▸ **Stated exercise**
Write out each line exactly as it stands, please.

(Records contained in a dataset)
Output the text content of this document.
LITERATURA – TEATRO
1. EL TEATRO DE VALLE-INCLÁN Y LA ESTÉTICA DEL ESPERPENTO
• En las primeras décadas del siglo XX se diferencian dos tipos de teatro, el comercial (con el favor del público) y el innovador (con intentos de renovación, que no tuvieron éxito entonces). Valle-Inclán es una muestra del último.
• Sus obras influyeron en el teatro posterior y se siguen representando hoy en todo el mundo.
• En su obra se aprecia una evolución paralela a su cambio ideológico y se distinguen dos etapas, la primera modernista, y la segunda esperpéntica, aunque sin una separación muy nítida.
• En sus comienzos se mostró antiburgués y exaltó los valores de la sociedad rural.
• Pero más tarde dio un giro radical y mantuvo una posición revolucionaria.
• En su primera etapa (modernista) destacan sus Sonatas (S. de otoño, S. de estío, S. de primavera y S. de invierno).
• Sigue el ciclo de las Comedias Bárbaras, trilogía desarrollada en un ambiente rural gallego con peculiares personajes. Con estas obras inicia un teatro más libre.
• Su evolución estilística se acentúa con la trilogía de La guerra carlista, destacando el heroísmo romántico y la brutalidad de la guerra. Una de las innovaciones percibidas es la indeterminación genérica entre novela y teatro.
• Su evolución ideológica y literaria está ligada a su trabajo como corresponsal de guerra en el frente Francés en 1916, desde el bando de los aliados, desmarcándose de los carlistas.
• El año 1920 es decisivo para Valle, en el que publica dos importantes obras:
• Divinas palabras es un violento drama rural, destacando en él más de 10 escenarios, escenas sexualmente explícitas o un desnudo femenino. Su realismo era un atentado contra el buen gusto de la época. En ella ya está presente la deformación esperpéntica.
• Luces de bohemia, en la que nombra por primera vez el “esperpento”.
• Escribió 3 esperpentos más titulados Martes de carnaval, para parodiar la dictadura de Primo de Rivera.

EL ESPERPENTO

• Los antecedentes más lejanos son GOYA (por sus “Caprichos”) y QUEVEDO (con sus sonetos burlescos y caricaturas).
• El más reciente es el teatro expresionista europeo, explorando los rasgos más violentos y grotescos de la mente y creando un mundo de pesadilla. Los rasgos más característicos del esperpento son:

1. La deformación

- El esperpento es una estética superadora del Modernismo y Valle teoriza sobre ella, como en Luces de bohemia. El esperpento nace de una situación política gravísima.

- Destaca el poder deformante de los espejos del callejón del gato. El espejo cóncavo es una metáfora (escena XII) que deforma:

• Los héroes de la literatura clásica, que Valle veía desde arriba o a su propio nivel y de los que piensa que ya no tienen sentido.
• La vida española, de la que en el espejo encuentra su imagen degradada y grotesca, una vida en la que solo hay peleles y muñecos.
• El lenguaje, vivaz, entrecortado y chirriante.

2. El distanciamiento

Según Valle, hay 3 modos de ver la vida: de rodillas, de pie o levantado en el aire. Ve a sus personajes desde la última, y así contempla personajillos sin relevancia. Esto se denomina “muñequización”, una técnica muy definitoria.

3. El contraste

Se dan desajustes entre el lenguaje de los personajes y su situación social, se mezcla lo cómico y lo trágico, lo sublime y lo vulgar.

▸ **Answer to the task**
Output the text content of this document.
LITERATURA – TEATRO
1. EL TEATRO DE VALLE-INCLÁN Y LA ESTÉTICA DEL ESPERPENTO
• En las primeras décadas del siglo XX se diferencian dos tipos de teatro, el comercial (con el favor del público) y el innovador (con intentos de renovación, que no tuvieron éxito entonces). Valle-Inclán es una muestra del último.
• Sus obras influyeron en el teatro posterior y se siguen representando hoy en todo el mundo.
• En su obra se aprecia una evolución paralela a su cambio ideológico y se distinguen dos etapas, la primera modernista, y la segunda esperpéntica, aunque sin una separación muy nítida.
• En sus comienzos se mostró antiburgués y exaltó los valores de la sociedad rural.
• Pero más tarde dio un giro radical y mantuvo una posición revolucionaria.
• En su primera etapa (modernista) destacan sus Sonatas (S. de otoño, S. de estío, S. de primavera y S. de invierno).
• Sigue el ciclo de las Comedias Bárbaras, trilogía desarrollada en un ambiente rural gallego con peculiares personajes. Con estas obras inicia un teatro más libre.
• Su evolución estilística se acentúa con la trilogía de La guerra carlista, destacando el heroísmo romántico y la brutalidad de la guerra. Una de las innovaciones percibidas es la indeterminación genérica entre novela y teatro.
• Su evolución ideológica y literaria está ligada a su trabajo como corresponsal de guerra en el frente Francés en 1916, desde el bando de los aliados, desmarcándose de los carlistas.
• El año 1920 es decisivo para Valle, en el que publica dos importantes obras:
• Divinas palabras es un violento drama rural, destacando en él más de 10 escenarios, escenas sexualmente explícitas o un desnudo femenino. Su realismo era un atentado contra el buen gusto de la época. En ella ya está presente la deformación esperpéntica.
• Luces de bohemia, en la que nombra por primera vez el “esperpento”.
• Escribió 3 esperpentos más titulados Martes de carnaval, para parodiar la dictadura de Primo de Rivera.

EL ESPERPENTO

• Los antecedentes más lejanos son GOYA (por sus “Caprichos”) y QUEVEDO (con sus sonetos burlescos y caricaturas).
• El más reciente es el teatro expresionista europeo, explorando los rasgos más violentos y grotescos de la mente y creando un mundo de pesadilla. Los rasgos más característicos del esperpento son:

1. La deformación

- El esperpento es una estética superadora del Modernismo y Valle teoriza sobre ella, como en Luces de bohemia. El esperpento nace de una situación política gravísima.

- Destaca el poder deformante de los espejos del callejón del gato. El espejo cóncavo es una metáfora (escena XII) que deforma:

• Los héroes de la literatura clásica, que Valle veía desde arriba o a su propio nivel y de los que piensa que ya no tienen sentido.
• La vida española, de la que en el espejo encuentra su imagen degradada y grotesca, una vida en la que solo hay peleles y muñecos.
• El lenguaje, vivaz, entrecortado y chirriante.

2. El distanciamiento

Según Valle, hay 3 modos de ver la vida: de rodillas, de pie o levantado en el aire. Ve a sus personajes desde la última, y así contempla personajillos sin relevancia. Esto se denomina “muñequización”, una técnica muy definitoria.

3. El contraste

Se dan desajustes entre el lenguaje de los personajes y su situación social, se mezcla lo cómico y lo trágico, lo sublime y lo vulgar.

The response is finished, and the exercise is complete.